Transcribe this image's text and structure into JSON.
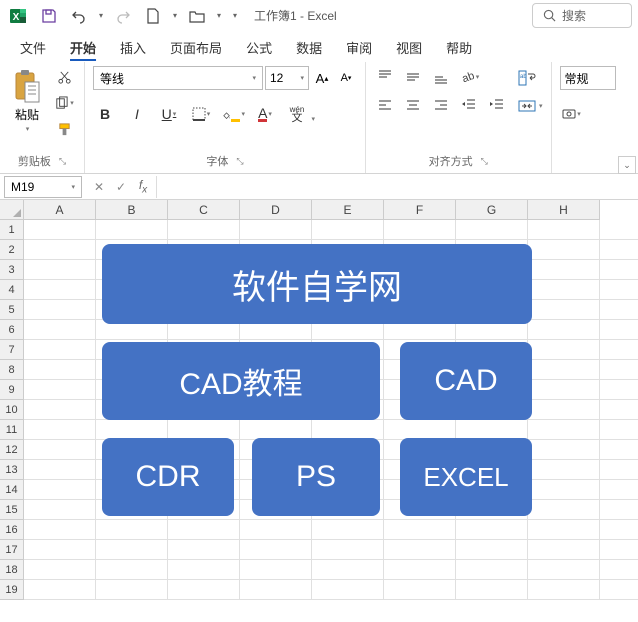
{
  "title": "工作簿1 - Excel",
  "search_placeholder": "搜索",
  "tabs": {
    "file": "文件",
    "home": "开始",
    "insert": "插入",
    "layout": "页面布局",
    "formulas": "公式",
    "data": "数据",
    "review": "审阅",
    "view": "视图",
    "help": "帮助"
  },
  "ribbon": {
    "paste": "粘贴",
    "clipboard_label": "剪贴板",
    "font_name": "等线",
    "font_size": "12",
    "bold": "B",
    "italic": "I",
    "underline": "U",
    "ruby": "wén",
    "ruby_sub": "文",
    "font_label": "字体",
    "align_label": "对齐方式",
    "number_format": "常规"
  },
  "namebox": "M19",
  "columns": [
    "A",
    "B",
    "C",
    "D",
    "E",
    "F",
    "G",
    "H"
  ],
  "rows": [
    "1",
    "2",
    "3",
    "4",
    "5",
    "6",
    "7",
    "8",
    "9",
    "10",
    "11",
    "12",
    "13",
    "14",
    "15",
    "16",
    "17",
    "18",
    "19"
  ],
  "shapes": {
    "title": "软件自学网",
    "cad_tutorial": "CAD教程",
    "cad": "CAD",
    "cdr": "CDR",
    "ps": "PS",
    "excel": "EXCEL"
  }
}
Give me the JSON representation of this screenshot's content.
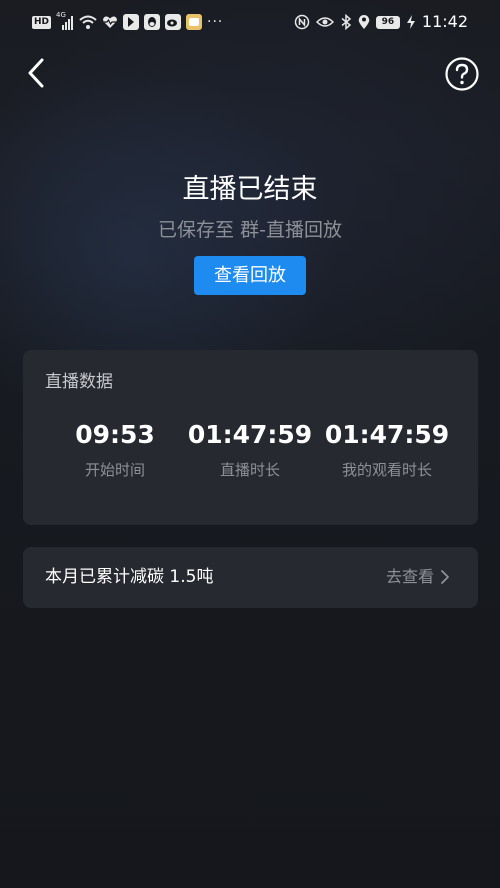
{
  "status_bar": {
    "hd_badge": "HD",
    "network": "4G",
    "battery": "96",
    "time": "11:42",
    "more": "···"
  },
  "header": {
    "back_icon": "chevron-left-icon",
    "help_icon": "question-circle-icon"
  },
  "hero": {
    "title": "直播已结束",
    "subtitle": "已保存至 群-直播回放",
    "replay_button": "查看回放"
  },
  "stats": {
    "title": "直播数据",
    "items": [
      {
        "value": "09:53",
        "label": "开始时间"
      },
      {
        "value": "01:47:59",
        "label": "直播时长"
      },
      {
        "value": "01:47:59",
        "label": "我的观看时长"
      }
    ]
  },
  "carbon": {
    "text": "本月已累计减碳 1.5吨",
    "link": "去查看"
  },
  "colors": {
    "accent": "#1e8bf0",
    "card": "#262930",
    "background": "#15171c",
    "muted_text": "#8d9097"
  }
}
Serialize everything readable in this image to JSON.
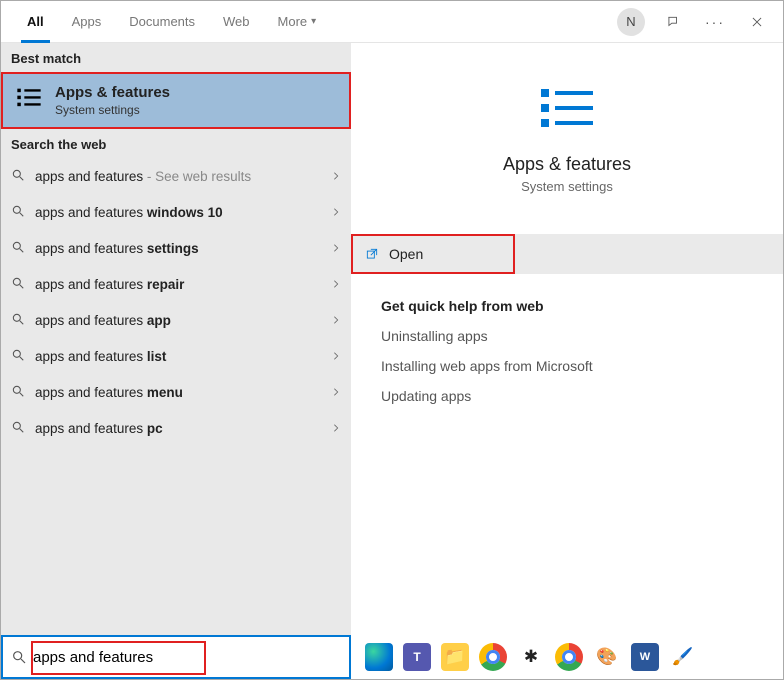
{
  "tabs": {
    "all": "All",
    "apps": "Apps",
    "documents": "Documents",
    "web": "Web",
    "more": "More"
  },
  "avatar_initial": "N",
  "left": {
    "best_match_label": "Best match",
    "best_match": {
      "title": "Apps & features",
      "subtitle": "System settings"
    },
    "search_web_label": "Search the web",
    "items": [
      {
        "prefix": "apps and features",
        "bold": "",
        "suffix": " - See web results"
      },
      {
        "prefix": "apps and features ",
        "bold": "windows 10",
        "suffix": ""
      },
      {
        "prefix": "apps and features ",
        "bold": "settings",
        "suffix": ""
      },
      {
        "prefix": "apps and features ",
        "bold": "repair",
        "suffix": ""
      },
      {
        "prefix": "apps and features ",
        "bold": "app",
        "suffix": ""
      },
      {
        "prefix": "apps and features ",
        "bold": "list",
        "suffix": ""
      },
      {
        "prefix": "apps and features ",
        "bold": "menu",
        "suffix": ""
      },
      {
        "prefix": "apps and features ",
        "bold": "pc",
        "suffix": ""
      }
    ]
  },
  "right": {
    "title": "Apps & features",
    "subtitle": "System settings",
    "open_label": "Open",
    "help_title": "Get quick help from web",
    "help_links": [
      "Uninstalling apps",
      "Installing web apps from Microsoft",
      "Updating apps"
    ]
  },
  "search_value": "apps and features",
  "taskbar_icons": [
    "edge",
    "teams",
    "explorer",
    "chrome",
    "slack",
    "chrome",
    "snagit",
    "word",
    "paint"
  ]
}
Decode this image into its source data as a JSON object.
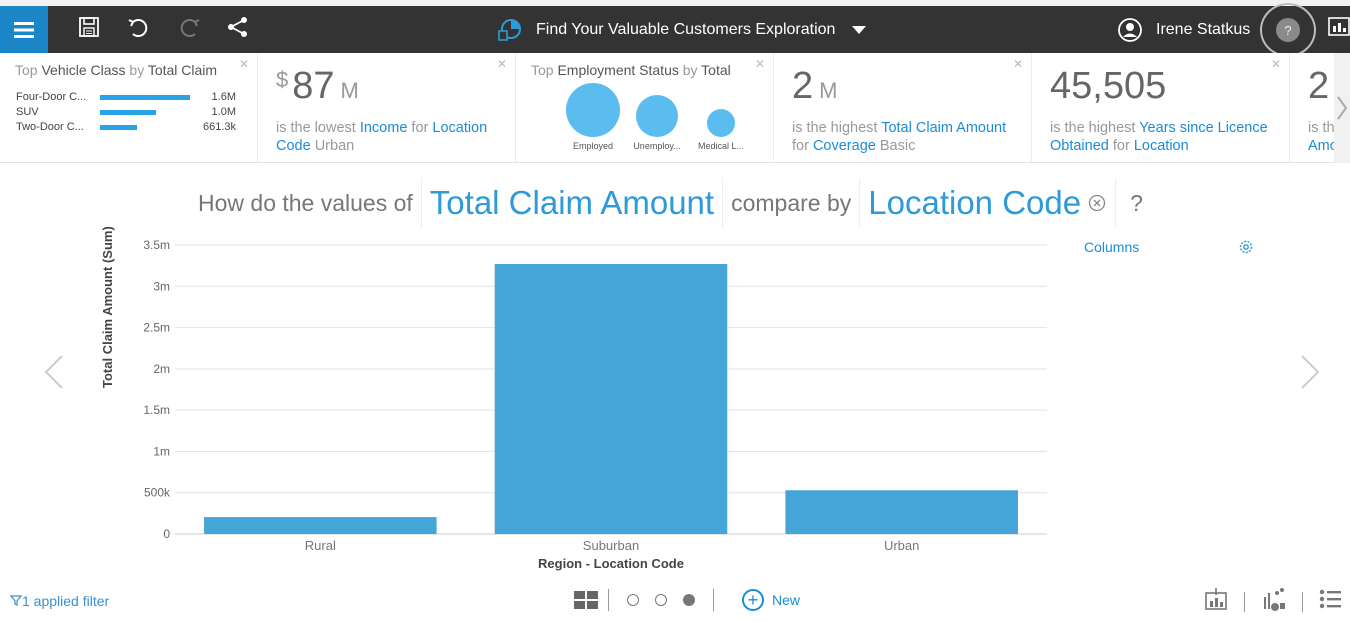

——————————

- _PROBLEM STATEMENT_
Take every line from the records above that has the word "data" and copy it.

- _COMPLETE OUTPUT_
    "data": "数据",
Decode this image into its source data as a JSON object.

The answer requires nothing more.